▶ Work to do:
Every line of the records must be repeated exactly; pictures stay out.

▶ Stored data:
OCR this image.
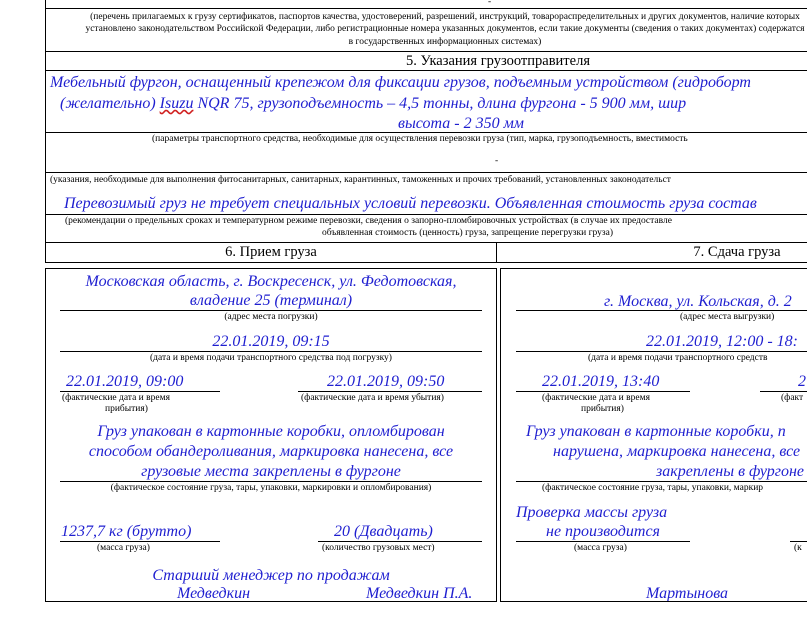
-
(перечень прилагаемых к грузу сертификатов, паспортов качества, удостоверений, разрешений, инструкций, товарораспределительных и других документов, наличие которых
установлено законодательством Российской Федерации, либо регистрационные номера указанных документов, если такие документы (сведения о таких документах) содержатся
в государственных информационных системах)
5. Указания грузоотправителя
Мебельный фургон, оснащенный крепежом для фиксации грузов, подъемным устройством (гидроборт
(желательно) Isuzu NQR 75, грузоподъемность – 4,5 тонны, длина фургона - 5 900 мм, шир
высота - 2 350 мм
(параметры транспортного средства, необходимые для осуществления перевозки груза (тип, марка, грузоподъемность, вместимость
-
(указания, необходимые для выполнения фитосанитарных, санитарных, карантинных, таможенных и прочих требований, установленных законодательст
Перевозимый груз не требует специальных условий перевозки. Объявленная стоимость груза состав
(рекомендации о предельных сроках и температурном режиме перевозки, сведения о запорно-пломбировочных устройствах (в случае их предоставле
объявленная стоимость (ценность) груза, запрещение перегрузки груза)
6. Прием груза	7. Сдача груза
Московская область, г. Воскресенск, ул. Федотовская,
владение 25 (терминал)
(адрес места погрузки)
22.01.2019, 09:15
(дата и время подачи транспортного средства под погрузку)
22.01.2019, 09:00	22.01.2019, 09:50
(фактические дата и время
прибытия)
(фактические дата и время убытия)
Груз упакован в картонные коробки, опломбирован
способом обандероливания, маркировка нанесена, все
грузовые места закреплены в фургоне
(фактическое состояние груза, тары, упаковки, маркировки и опломбирования)
1237,7 кг (брутто)	20 (Двадцать)
(масса груза)	(количество грузовых мест)
Старший менеджер по продажам
Медведкин	Медведкин П.А.
г. Москва, ул. Кольская, д. 2
(адрес места выгрузки)
22.01.2019, 12:00 - 18:
(дата и время подачи транспортного средств
22.01.2019, 13:40	2
(фактические дата и время
прибытия)
(факт
Груз упакован в картонные коробки, п
нарушена, маркировка нанесена, все
закреплены в фургоне
(фактическое состояние груза, тары, упаковки, маркир
Проверка массы груза
не производится
(масса груза)	(к
Мартынова
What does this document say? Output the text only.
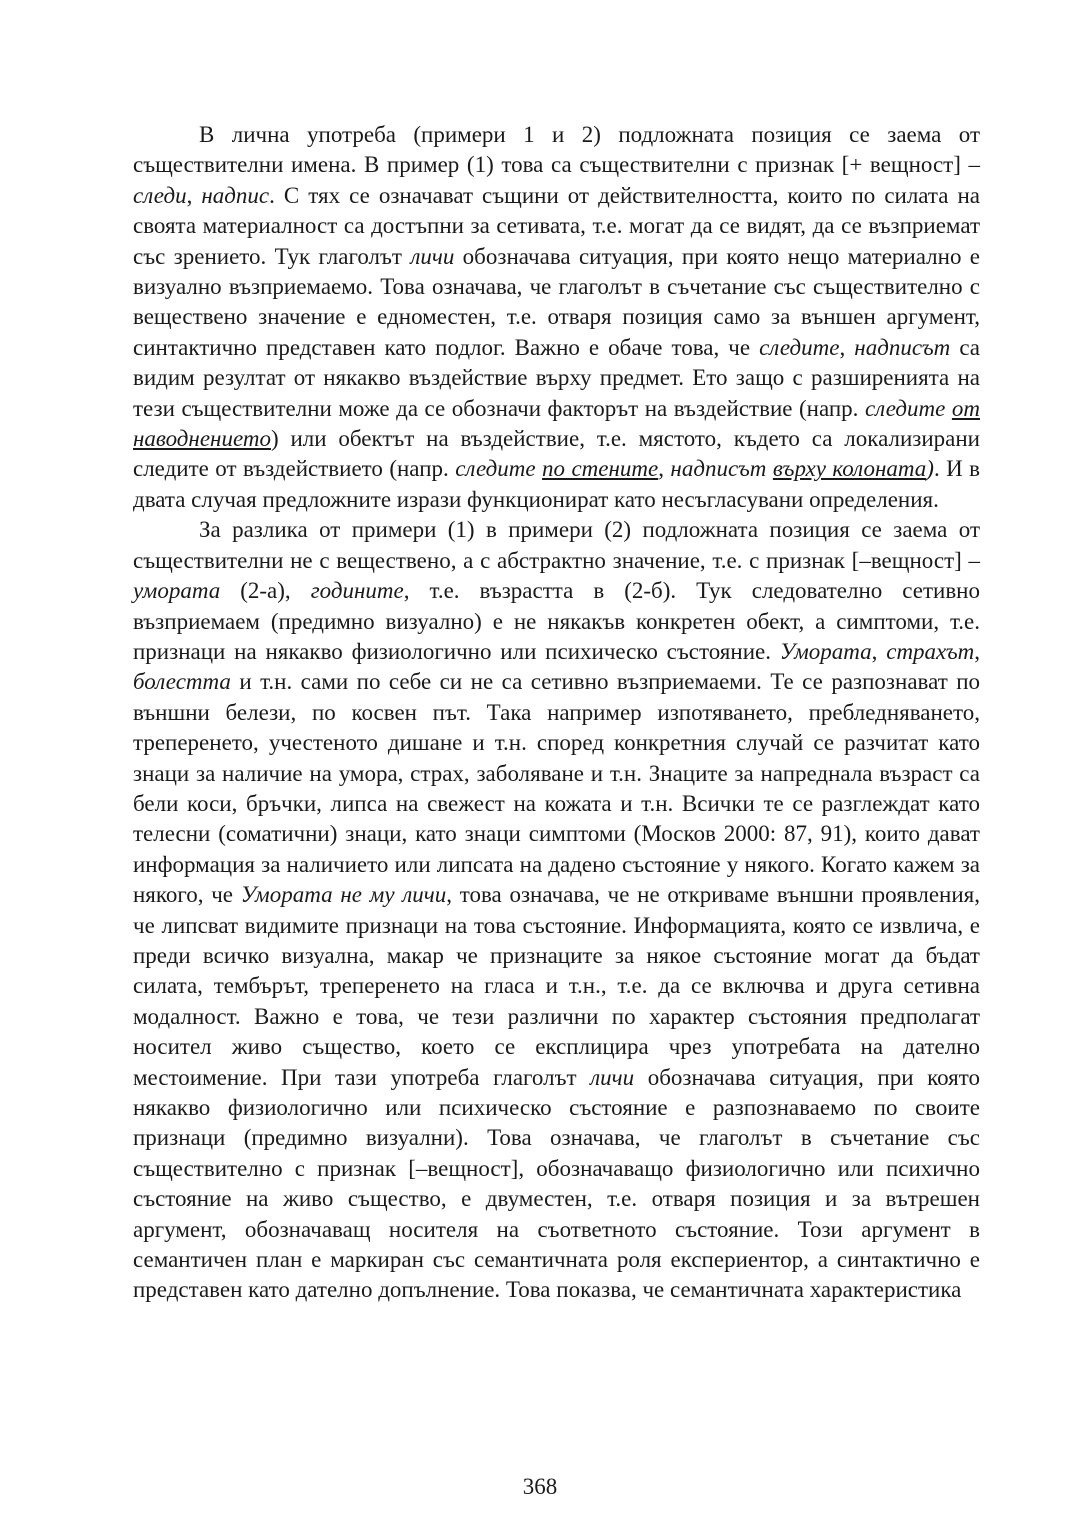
В лична употреба (примери 1 и 2) подложната позиция се заема от съществителни имена. В пример (1) това са съществителни с признак [+ вещност] – следи, надпис. С тях се означават същини от действителността, които по силата на своята материалност са достъпни за сетивата, т.е. могат да се видят, да се възприемат със зрението. Тук глаголът личи обозначава ситуация, при която нещо материално е визуално възприемаемо. Това означава, че глаголът в съчетание със съществително с веществено значение е едноместен, т.е. отваря позиция само за външен аргумент, синтактично представен като подлог. Важно е обаче това, че следите, надписът са видим резултат от някакво въздействие върху предмет. Ето защо с разширенията на тези съществителни може да се обозначи факторът на въздействие (напр. следите от наводнението) или обектът на въздействие, т.е. мястото, където са локализирани следите от въздействието (напр. следите по стените, надписът върху колоната). И в двата случая предложните изрази функционират като несъгласувани определения.

За разлика от примери (1) в примери (2) подложната позиция се заема от съществителни не с веществено, а с абстрактно значение, т.е. с признак [–вещност] – умората (2-а), годините, т.е. възрастта в (2-б). Тук следователно сетивно възприемаем (предимно визуално) е не някакъв конкретен обект, а симптоми, т.е. признаци на някакво физиологично или психическо състояние. Умората, страхът, болестта и т.н. сами по себе си не са сетивно възприемаеми. Те се разпознават по външни белези, по косвен път. Така например изпотяването, пребледняването, треперенето, учестеното дишане и т.н. според конкретния случай се разчитат като знаци за наличие на умора, страх, заболяване и т.н. Знаците за напреднала възраст са бели коси, бръчки, липса на свежест на кожата и т.н. Всички те се разглеждат като телесни (соматични) знаци, като знаци симптоми (Москов 2000: 87, 91), които дават информация за наличието или липсата на дадено състояние у някого. Когато кажем за някого, че Умората не му личи, това означава, че не откриваме външни проявления, че липсват видимите признаци на това състояние. Информацията, която се извлича, е преди всичко визуална, макар че признаците за някое състояние могат да бъдат силата, тембърът, треперенето на гласа и т.н., т.е. да се включва и друга сетивна модалност. Важно е това, че тези различни по характер състояния предполагат носител живо същество, което се експлицира чрез употребата на дателно местоимение. При тази употреба глаголът личи обозначава ситуация, при която някакво физиологично или психическо състояние е разпознаваемо по своите признаци (предимно визуални). Това означава, че глаголът в съчетание със съществително с признак [–вещност], обозначаващо физиологично или психично състояние на живо същество, е двуместен, т.е. отваря позиция и за вътрешен аргумент, обозначаващ носителя на съответното състояние. Този аргумент в семантичен план е маркиран със семантичната роля експериентор, а синтактично е представен като дателно допълнение. Това показва, че семантичната характеристика

368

▶ Solution to this exercise:
OCR this image.
-
(перечень прилагаемых к грузу сертификатов, паспортов качества, удостоверений, разрешений, инструкций, товарораспределительных и других документов, наличие которых
установлено законодательством Российской Федерации, либо регистрационные номера указанных документов, если такие документы (сведения о таких документах) содержатся
в государственных информационных системах)
5. Указания грузоотправителя
Мебельный фургон, оснащенный крепежом для фиксации грузов, подъемным устройством (гидроборт
(желательно) Isuzu NQR 75, грузоподъемность – 4,5 тонны, длина фургона - 5 900 мм, шир
высота - 2 350 мм
(параметры транспортного средства, необходимые для осуществления перевозки груза (тип, марка, грузоподъемность, вместимость
-
(указания, необходимые для выполнения фитосанитарных, санитарных, карантинных, таможенных и прочих требований, установленных законодательст
Перевозимый груз не требует специальных условий перевозки. Объявленная стоимость груза состав
(рекомендации о предельных сроках и температурном режиме перевозки, сведения о запорно-пломбировочных устройствах (в случае их предоставле
объявленная стоимость (ценность) груза, запрещение перегрузки груза)
6. Прием груза	7. Сдача груза
Московская область, г. Воскресенск, ул. Федотовская,
владение 25 (терминал)
(адрес места погрузки)
22.01.2019, 09:15
(дата и время подачи транспортного средства под погрузку)
22.01.2019, 09:00	22.01.2019, 09:50
(фактические дата и время
прибытия)
(фактические дата и время убытия)
Груз упакован в картонные коробки, опломбирован
способом обандероливания, маркировка нанесена, все
грузовые места закреплены в фургоне
(фактическое состояние груза, тары, упаковки, маркировки и опломбирования)
1237,7 кг (брутто)	20 (Двадцать)
(масса груза)	(количество грузовых мест)
Старший менеджер по продажам
Медведкин	Медведкин П.А.
г. Москва, ул. Кольская, д. 2
(адрес места выгрузки)
22.01.2019, 12:00 - 18:
(дата и время подачи транспортного средств
22.01.2019, 13:40	2
(фактические дата и время
прибытия)
(факт
Груз упакован в картонные коробки, п
нарушена, маркировка нанесена, все
закреплены в фургоне
(фактическое состояние груза, тары, упаковки, маркир
Проверка массы груза
не производится
(масса груза)	(к
Мартынова
What does this document say? Output the text only.
В лична употреба (примери 1 и 2) подложната позиция се заема от съществителни имена. В пример (1) това са съществителни с признак [+ вещност] – следи, надпис. С тях се означават същини от действителността, които по силата на своята материалност са достъпни за сетивата, т.е. могат да се видят, да се възприемат със зрението. Тук глаголът личи обозначава ситуация, при която нещо материално е визуално възприемаемо. Това означава, че глаголът в съчетание със съществително с веществено значение е едноместен, т.е. отваря позиция само за външен аргумент, синтактично представен като подлог. Важно е обаче това, че следите, надписът са видим резултат от някакво въздействие върху предмет. Ето защо с разширенията на тези съществителни може да се обозначи факторът на въздействие (напр. следите от наводнението) или обектът на въздействие, т.е. мястото, където са локализирани следите от въздействието (напр. следите по стените, надписът върху колоната). И в двата случая предложните изрази функционират като несъгласувани определения.

За разлика от примери (1) в примери (2) подложната позиция се заема от съществителни не с веществено, а с абстрактно значение, т.е. с признак [–вещност] – умората (2-а), годините, т.е. възрастта в (2-б). Тук следователно сетивно възприемаем (предимно визуално) е не някакъв конкретен обект, а симптоми, т.е. признаци на някакво физиологично или психическо състояние. Умората, страхът, болестта и т.н. сами по себе си не са сетивно възприемаеми. Те се разпознават по външни белези, по косвен път. Така например изпотяването, пребледняването, треперенето, учестеното дишане и т.н. според конкретния случай се разчитат като знаци за наличие на умора, страх, заболяване и т.н. Знаците за напреднала възраст са бели коси, бръчки, липса на свежест на кожата и т.н. Всички те се разглеждат като телесни (соматични) знаци, като знаци симптоми (Москов 2000: 87, 91), които дават информация за наличието или липсата на дадено състояние у някого. Когато кажем за някого, че Умората не му личи, това означава, че не откриваме външни проявления, че липсват видимите признаци на това състояние. Информацията, която се извлича, е преди всичко визуална, макар че признаците за някое състояние могат да бъдат силата, тембърът, треперенето на гласа и т.н., т.е. да се включва и друга сетивна модалност. Важно е това, че тези различни по характер състояния предполагат носител живо същество, което се експлицира чрез употребата на дателно местоимение. При тази употреба глаголът личи обозначава ситуация, при която някакво физиологично или психическо състояние е разпознаваемо по своите признаци (предимно визуални). Това означава, че глаголът в съчетание със съществително с признак [–вещност], обозначаващо физиологично или психично състояние на живо същество, е двуместен, т.е. отваря позиция и за вътрешен аргумент, обозначаващ носителя на съответното състояние. Този аргумент в семантичен план е маркиран със семантичната роля експериентор, а синтактично е представен като дателно допълнение. Това показва, че семантичната характеристика

368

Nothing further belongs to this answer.